Existem debates na esquerda que foram resolvidos pela história e outros que permanecem em aberto. Se há uma polêmica que foi resolvida, plenamente, é aquela que remete à questão do Estado. A luta contra o capitalismo foi sempre uma luta contra o Estado que faz a blindagem da propriedade privada. O Estado nunca foi e não é neutro. O Estado contemporâneo tem caráter de classe definido. Não está em disputa. É um Estado capitalista. Quando um partido com origem nas lutas dos trabalhadores ganha eleições, e assume o governo, se estabelece uma anomalia. Anomalias são acidentes históricos. Acidentes históricos não têm perenidade, são transitórios.

Não é possível uma luta contra os capitalistas sem uma luta contra o Estado. O Estado contemporâneo é um aparelho complexo de preservação da ordem que existe na forma de diferentes regimes políticos. O regime é a arquitetura que resulta do papel de cada uma das instituições. Ou a forma concreta como se estabelece o exercício do poder: qual o espaço previsto para o executivo, para o legislativo e o judiciário, além do lugar das Forças Armadas, e muitos outros etc.

Há muitos tipos de regime: monárquicos ou republicanos, federais ou unitários, presidencialistas ou parlamentaristas e, na maioria das nações, diversas formas híbridas. Híbridas porque mesclam aspectos de diferentes regimes, amalgamam elementos diversos. A luta contra o Estado não se desenvolve sempre nas mesmas condições.

Para o marxismo revolucionário é muito importante, portanto, distinguir o que são crises de governo e crises de regime. Esta distinção remete ao tema da aferição de qual é, em cada conjuntura, a relação de forças entre as classes. Uma crise de governo se abre quando uma das instituições do regime (em geral, a mais vulnerável: a presidência, nos regimes presidencialistas; o primeiro-ministro ou o ministério, nos regimes parlamentaristas) enfrenta a hostilidade da maioria do povo, ainda que não se tenha aberto uma situação de mobilizações generalizadas.

As outras instituições podem estar, também, abaladas e, nesse sentido, uma crise de governo vem sempre acompanhada por elementos de uma crise de regime. Mas enquanto as mobilizações de massas não se unificam, em grande escala, portanto, de milhões, em escala nacional contra o governo, não há ainda uma crise de regime.

Porque, se as outras instituições do regime mantêm-se, relativamente, intactas, podem procurar aproveitar o crédito político que ainda possuem para apresentar alternativas para a crise de governo, e encontrar uma saída nos marcos do regime. A situação pode tanto retroceder, se a solução política burguesa for bem sucedida por dentro do regime, quanto pode evoluir. Não tem consistência imaginar que toda crise de governo irá desembocar em uma crise de regime. Este tipo de pensamento, embora não seja inusitado na esquerda, é superficial. Projeta desejo como realidade. Como o projeto socialista tem pressa, porque a iniquidade do mundo em que vivemos é imensa, não é incomum. Mas é perigoso porque as falsas expectativas são a antessala das desmoralizações.

◆ Exercícios ◆
• a. Segundo o texto sobre o Estado e os regimes políticos, por que uma crise de governo não se torna necessariamente uma crise de regime? Responda em uma a três frases.
• b. Responda com base no texto sobre o Estado e os regimes políticos:
(i) Qual é o caráter de classe do Estado contemporâneo?
(ii) Por que certas formas de regime são chamadas de híbridas?
(iii) Nos regimes parlamentaristas, qual instituição costuma ser a mais vulnerável?
• c. Dê continuidade ao texto sobre o Estado e os regimes políticos a partir da última frase apresentada.
O material não tem relação com o texto sobre o Estado e os regimes políticos.

◆ Material fornecido ◆
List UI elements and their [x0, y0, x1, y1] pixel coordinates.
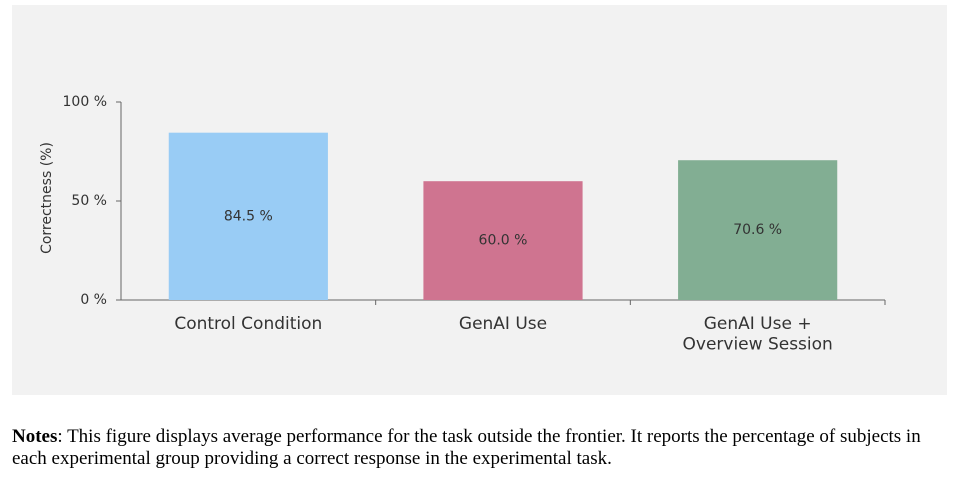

◆ Respostas ◆
• a. Enquanto as mobilizações de massas não se unificam em grande escala nacional contra o governo, não há ainda crise de regime. Se as outras instituições do regime se mantêm relativamente intactas, podem usar o crédito político que ainda possuem para apresentar alternativas e encontrar uma saída nos marcos do regime.

• b.
(i) É um Estado capitalista.
(ii) Porque mesclam aspectos de diferentes regimes e amalgamam elementos diversos.
(iii) O primeiro-ministro ou o ministério.

• c.
Quando se abrem processos de crise política, as classes em luta buscam acordos e alianças para reforçar as suas posições, e enfraquecer as dos seus inimigos. Terão maiores ou menores dificuldades, se a crise política coincidir ou não com uma crise social. Sem crise social gravíssima, crises de governo não evoluem para crises de regime. Porque sem crises sociais sérias, é improvável que uma crise política seja suficiente para despertar para a luta aberta milhões de trabalhadores e jovens, até então, politicamente, inativos ou desesperançados. As massas só se levantam com a perspectiva de que podem vencer e, pela luta, mudar os seus destinos.

Nessas circunstâncias de crise social, a maioria dos trabalhadores e do povo compreenderá, a partir de cada confronto, aceleradamente, quais são os interesses que estão em conflito, quais são os fins que são perseguidos, e quais os meios que estão dispostos a usar. Compreenderá mais ou menos rápido, se encontrar nas organizações que reconhece como suas um ponto de apoio para avançar. Este processo é o da construção da consciência de classe. Só é possível, em grande escala, diante do choque de grandes acontecimentos.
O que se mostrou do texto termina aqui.